Instructions for the task =
Write every line out verbatim and omit the pictures.

Dataset items:
>> START
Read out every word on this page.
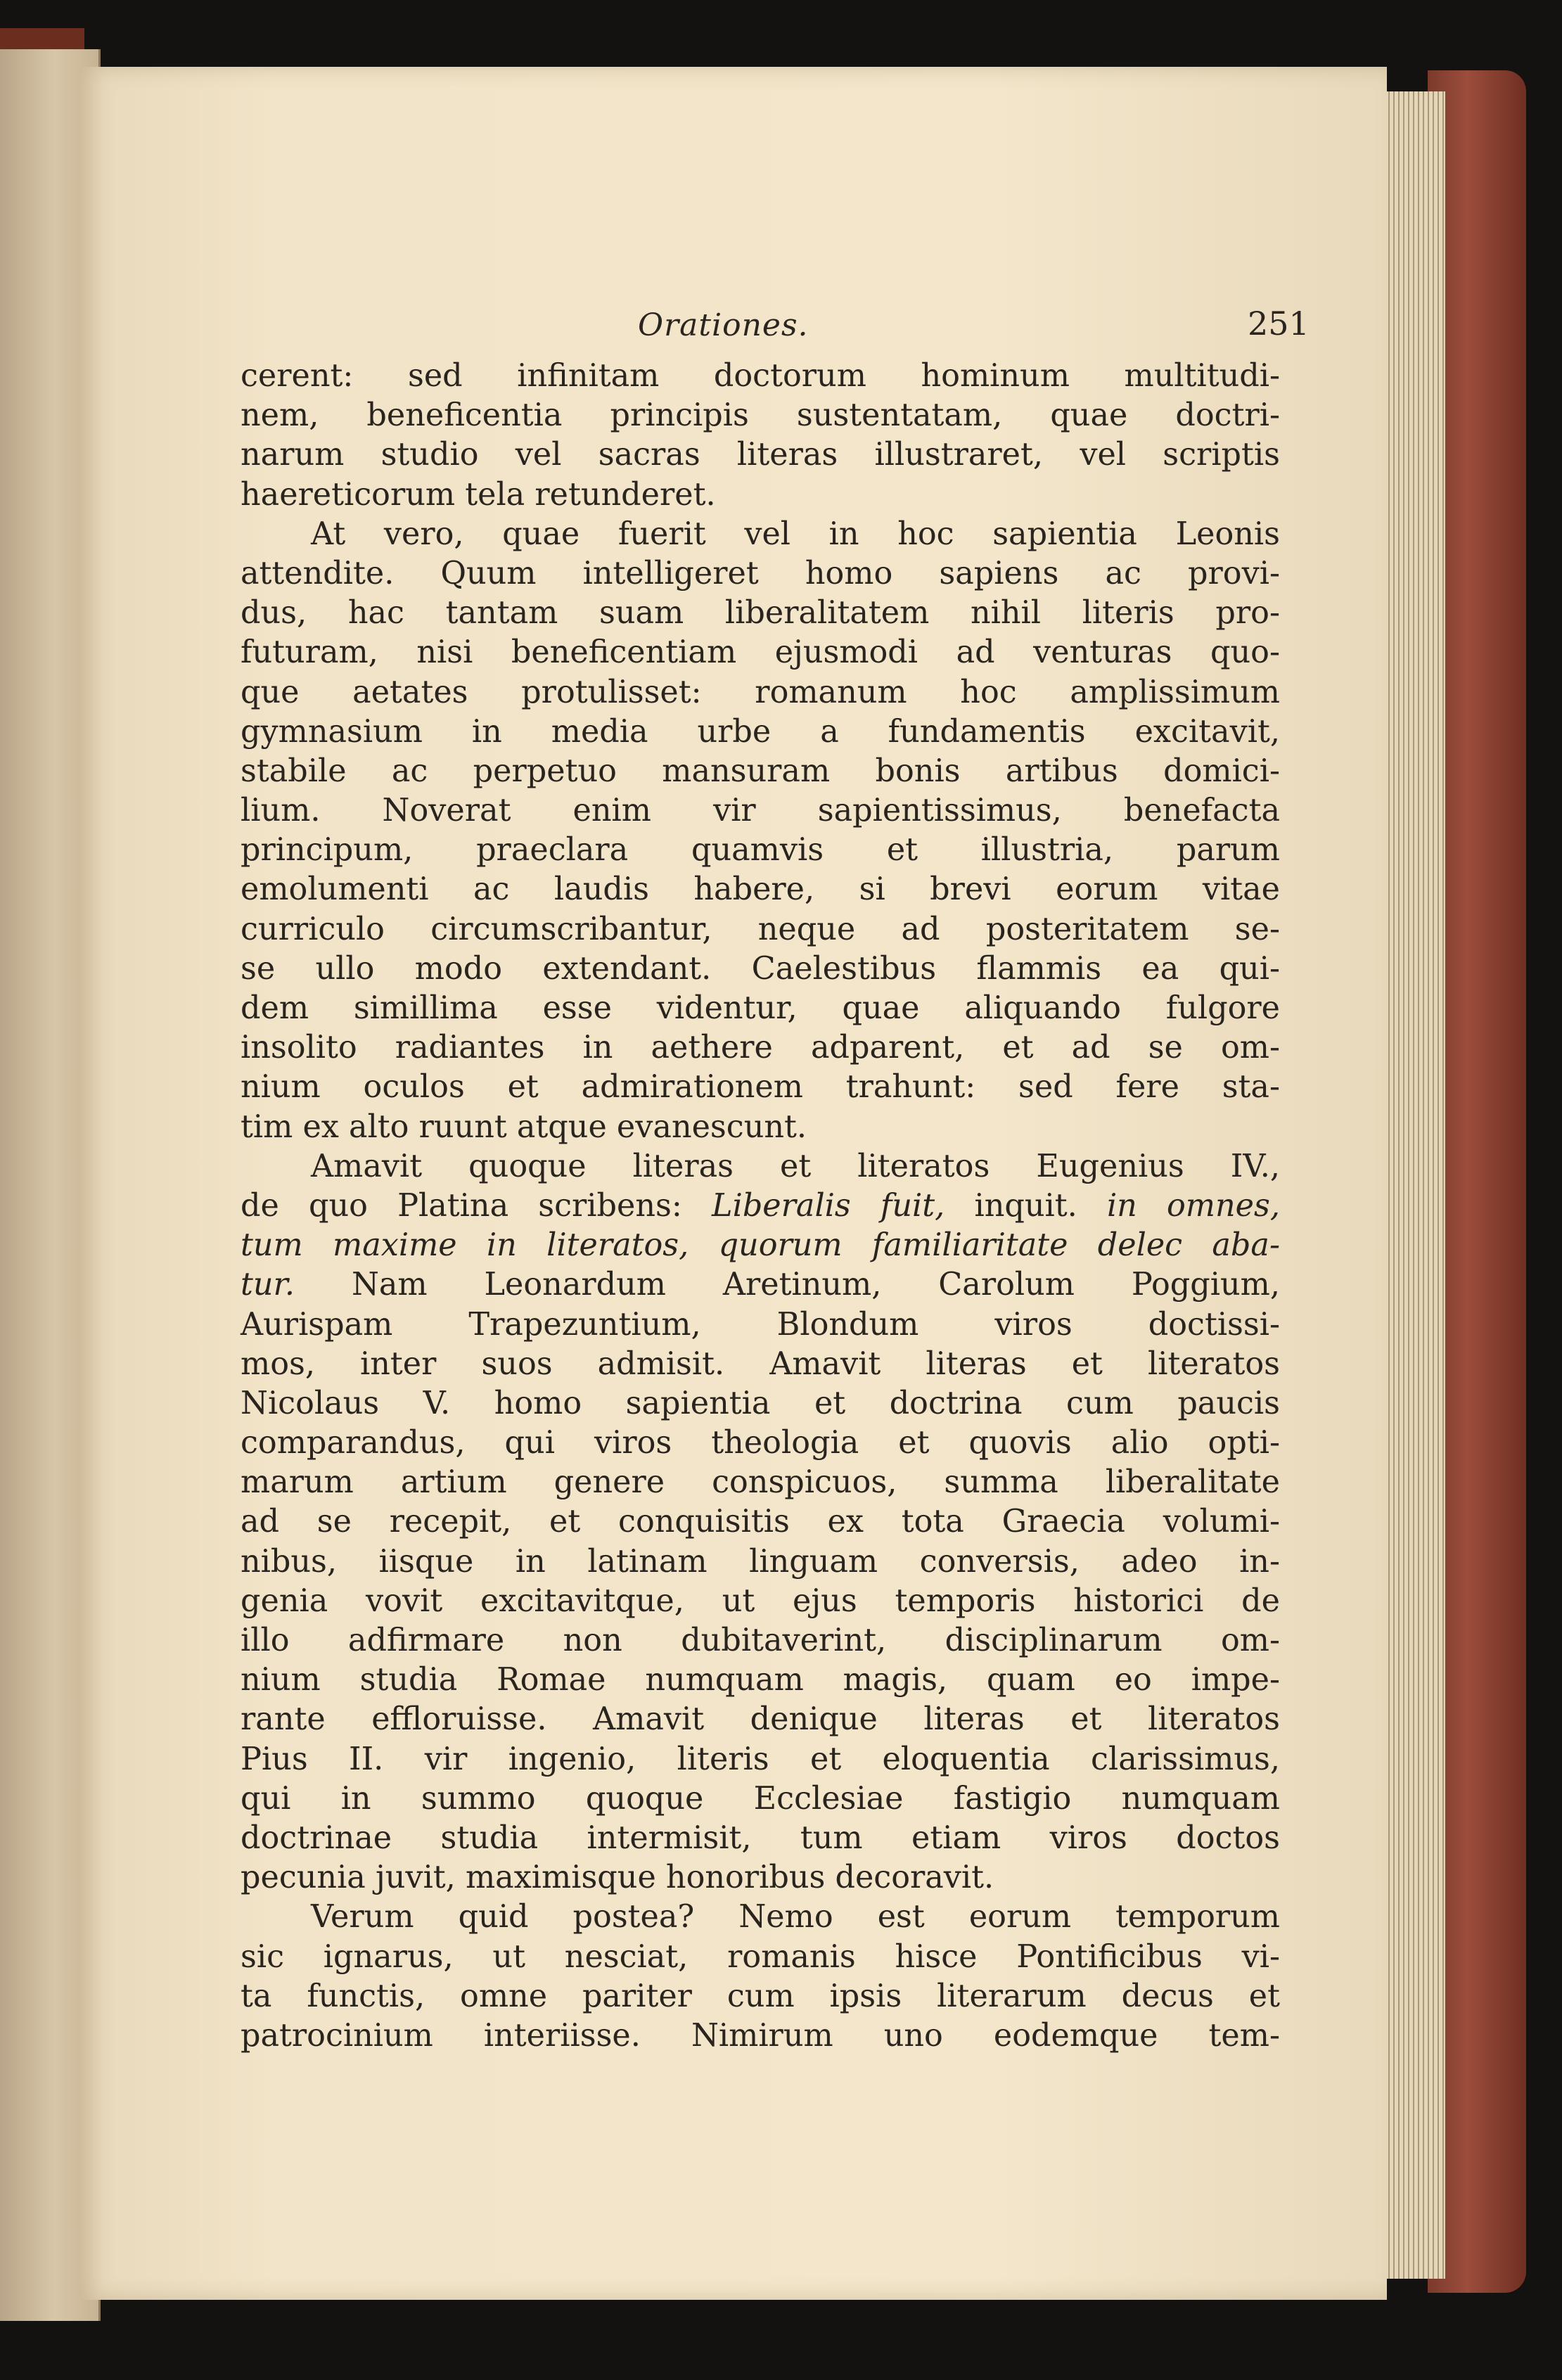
Orationes.	251
cerent: sed infinitam doctorum hominum multitudi-
nem, beneficentia principis sustentatam, quae doctri-
narum studio vel sacras literas illustraret, vel scriptis
haereticorum tela retunderet.
At vero, quae fuerit vel in hoc sapientia Leonis
attendite. Quum intelligeret homo sapiens ac provi-
dus, hac tantam suam liberalitatem nihil literis pro-
futuram, nisi beneficentiam ejusmodi ad venturas quo-
que aetates protulisset: romanum hoc amplissimum
gymnasium in media urbe a fundamentis excitavit,
stabile ac perpetuo mansuram bonis artibus domici-
lium. Noverat enim vir sapientissimus, benefacta
principum, praeclara quamvis et illustria, parum
emolumenti ac laudis habere, si brevi eorum vitae
curriculo circumscribantur, neque ad posteritatem se-
se ullo modo extendant. Caelestibus flammis ea qui-
dem simillima esse videntur, quae aliquando fulgore
insolito radiantes in aethere adparent, et ad se om-
nium oculos et admirationem trahunt: sed fere sta-
tim ex alto ruunt atque evanescunt.
Amavit quoque literas et literatos Eugenius IV.,
de quo Platina scribens: Liberalis fuit, inquit. in omnes,
tum maxime in literatos, quorum familiaritate delec aba-
tur. Nam Leonardum Aretinum, Carolum Poggium,
Aurispam Trapezuntium, Blondum viros doctissi-
mos, inter suos admisit. Amavit literas et literatos
Nicolaus V. homo sapientia et doctrina cum paucis
comparandus, qui viros theologia et quovis alio opti-
marum artium genere conspicuos, summa liberalitate
ad se recepit, et conquisitis ex tota Graecia volumi-
nibus, iisque in latinam linguam conversis, adeo in-
genia vovit excitavitque, ut ejus temporis historici de
illo adfirmare non dubitaverint, disciplinarum om-
nium studia Romae numquam magis, quam eo impe-
rante effloruisse. Amavit denique literas et literatos
Pius II. vir ingenio, literis et eloquentia clarissimus,
qui in summo quoque Ecclesiae fastigio numquam
doctrinae studia intermisit, tum etiam viros doctos
pecunia juvit, maximisque honoribus decoravit.
Verum quid postea? Nemo est eorum temporum
sic ignarus, ut nesciat, romanis hisce Pontificibus vi-
ta functis, omne pariter cum ipsis literarum decus et
patrocinium interiisse. Nimirum uno eodemque tem-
>> END
Answer to the task =
Read out every word on this page.
Orationes.	251
cerent: sed infinitam doctorum hominum multitudi-
nem, beneficentia principis sustentatam, quae doctri-
narum studio vel sacras literas illustraret, vel scriptis
haereticorum tela retunderet.
At vero, quae fuerit vel in hoc sapientia Leonis
attendite. Quum intelligeret homo sapiens ac provi-
dus, hac tantam suam liberalitatem nihil literis pro-
futuram, nisi beneficentiam ejusmodi ad venturas quo-
que aetates protulisset: romanum hoc amplissimum
gymnasium in media urbe a fundamentis excitavit,
stabile ac perpetuo mansuram bonis artibus domici-
lium. Noverat enim vir sapientissimus, benefacta
principum, praeclara quamvis et illustria, parum
emolumenti ac laudis habere, si brevi eorum vitae
curriculo circumscribantur, neque ad posteritatem se-
se ullo modo extendant. Caelestibus flammis ea qui-
dem simillima esse videntur, quae aliquando fulgore
insolito radiantes in aethere adparent, et ad se om-
nium oculos et admirationem trahunt: sed fere sta-
tim ex alto ruunt atque evanescunt.
Amavit quoque literas et literatos Eugenius IV.,
de quo Platina scribens: Liberalis fuit, inquit. in omnes,
tum maxime in literatos, quorum familiaritate delec aba-
tur. Nam Leonardum Aretinum, Carolum Poggium,
Aurispam Trapezuntium, Blondum viros doctissi-
mos, inter suos admisit. Amavit literas et literatos
Nicolaus V. homo sapientia et doctrina cum paucis
comparandus, qui viros theologia et quovis alio opti-
marum artium genere conspicuos, summa liberalitate
ad se recepit, et conquisitis ex tota Graecia volumi-
nibus, iisque in latinam linguam conversis, adeo in-
genia vovit excitavitque, ut ejus temporis historici de
illo adfirmare non dubitaverint, disciplinarum om-
nium studia Romae numquam magis, quam eo impe-
rante effloruisse. Amavit denique literas et literatos
Pius II. vir ingenio, literis et eloquentia clarissimus,
qui in summo quoque Ecclesiae fastigio numquam
doctrinae studia intermisit, tum etiam viros doctos
pecunia juvit, maximisque honoribus decoravit.
Verum quid postea? Nemo est eorum temporum
sic ignarus, ut nesciat, romanis hisce Pontificibus vi-
ta functis, omne pariter cum ipsis literarum decus et
patrocinium interiisse. Nimirum uno eodemque tem-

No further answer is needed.